[Data entries for graphics]
________________
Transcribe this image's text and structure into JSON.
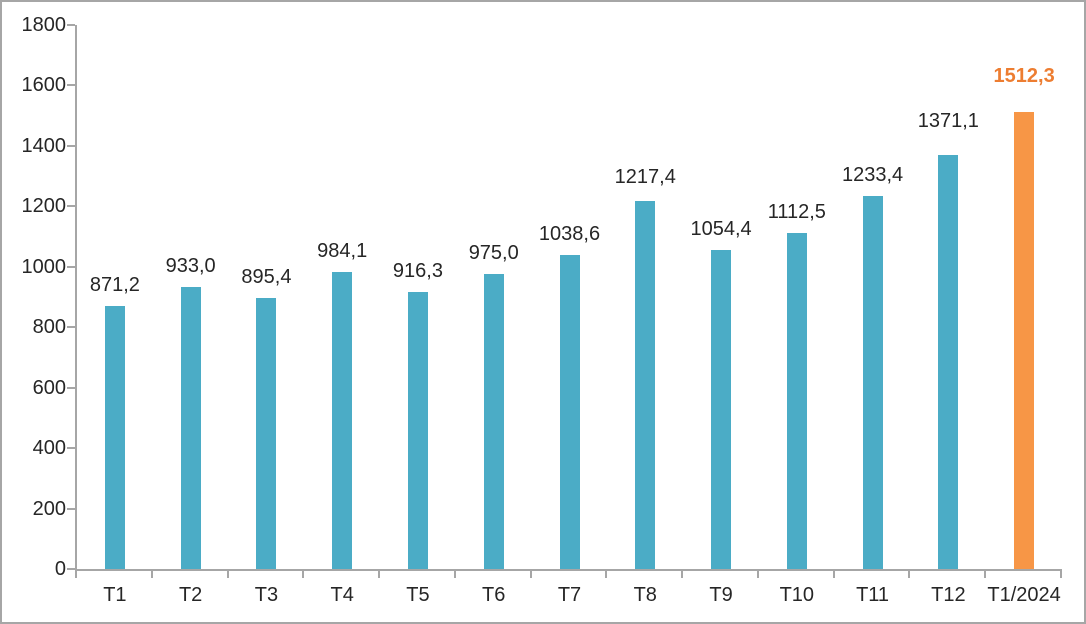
{
  "window": {
    "background_color": "#FFFFFF",
    "border_color": "#A6A6A6"
  },
  "chart_data": {
    "type": "bar",
    "title": "",
    "xlabel": "",
    "ylabel": "",
    "categories": [
      "T1",
      "T2",
      "T3",
      "T4",
      "T5",
      "T6",
      "T7",
      "T8",
      "T9",
      "T10",
      "T11",
      "T12",
      "T1/2024"
    ],
    "values": [
      871.2,
      933.0,
      895.4,
      984.1,
      916.3,
      975.0,
      1038.6,
      1217.4,
      1054.4,
      1112.5,
      1233.4,
      1371.1,
      1512.3
    ],
    "value_labels": [
      "871,2",
      "933,0",
      "895,4",
      "984,1",
      "916,3",
      "975,0",
      "1038,6",
      "1217,4",
      "1054,4",
      "1112,5",
      "1233,4",
      "1371,1",
      "1512,3"
    ],
    "ylim": [
      0,
      1800
    ],
    "ytick_step": 200,
    "ytick_values": [
      0,
      200,
      400,
      600,
      800,
      1000,
      1200,
      1400,
      1600,
      1800
    ],
    "ytick_labels": [
      "0",
      "200",
      "400",
      "600",
      "800",
      "1000",
      "1200",
      "1400",
      "1600",
      "1800"
    ],
    "grid": false,
    "legend_position": "none",
    "bar_color": "#4BACC6",
    "data_label_color": "#262626",
    "axis_color": "#A6A6A6",
    "highlight": {
      "index": 12,
      "category": "T1/2024",
      "value": 1512.3,
      "value_label": "1512,3",
      "bar_color": "#F79646",
      "label_color": "#ED7D31"
    }
  }
}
________________
§ **Instruction**: Leave out every picture and copy the rest of the records exactly.

§ **Reply to the task**:
Transcribe this image's text and structure into JSON.
{
  "window": {
    "background_color": "#FFFFFF",
    "border_color": "#A6A6A6"
  },
  "chart_data": {
    "type": "bar",
    "title": "",
    "xlabel": "",
    "ylabel": "",
    "categories": [
      "T1",
      "T2",
      "T3",
      "T4",
      "T5",
      "T6",
      "T7",
      "T8",
      "T9",
      "T10",
      "T11",
      "T12",
      "T1/2024"
    ],
    "values": [
      871.2,
      933.0,
      895.4,
      984.1,
      916.3,
      975.0,
      1038.6,
      1217.4,
      1054.4,
      1112.5,
      1233.4,
      1371.1,
      1512.3
    ],
    "value_labels": [
      "871,2",
      "933,0",
      "895,4",
      "984,1",
      "916,3",
      "975,0",
      "1038,6",
      "1217,4",
      "1054,4",
      "1112,5",
      "1233,4",
      "1371,1",
      "1512,3"
    ],
    "ylim": [
      0,
      1800
    ],
    "ytick_step": 200,
    "ytick_values": [
      0,
      200,
      400,
      600,
      800,
      1000,
      1200,
      1400,
      1600,
      1800
    ],
    "ytick_labels": [
      "0",
      "200",
      "400",
      "600",
      "800",
      "1000",
      "1200",
      "1400",
      "1600",
      "1800"
    ],
    "grid": false,
    "legend_position": "none",
    "bar_color": "#4BACC6",
    "data_label_color": "#262626",
    "axis_color": "#A6A6A6",
    "highlight": {
      "index": 12,
      "category": "T1/2024",
      "value": 1512.3,
      "value_label": "1512,3",
      "bar_color": "#F79646",
      "label_color": "#ED7D31"
    }
  }
}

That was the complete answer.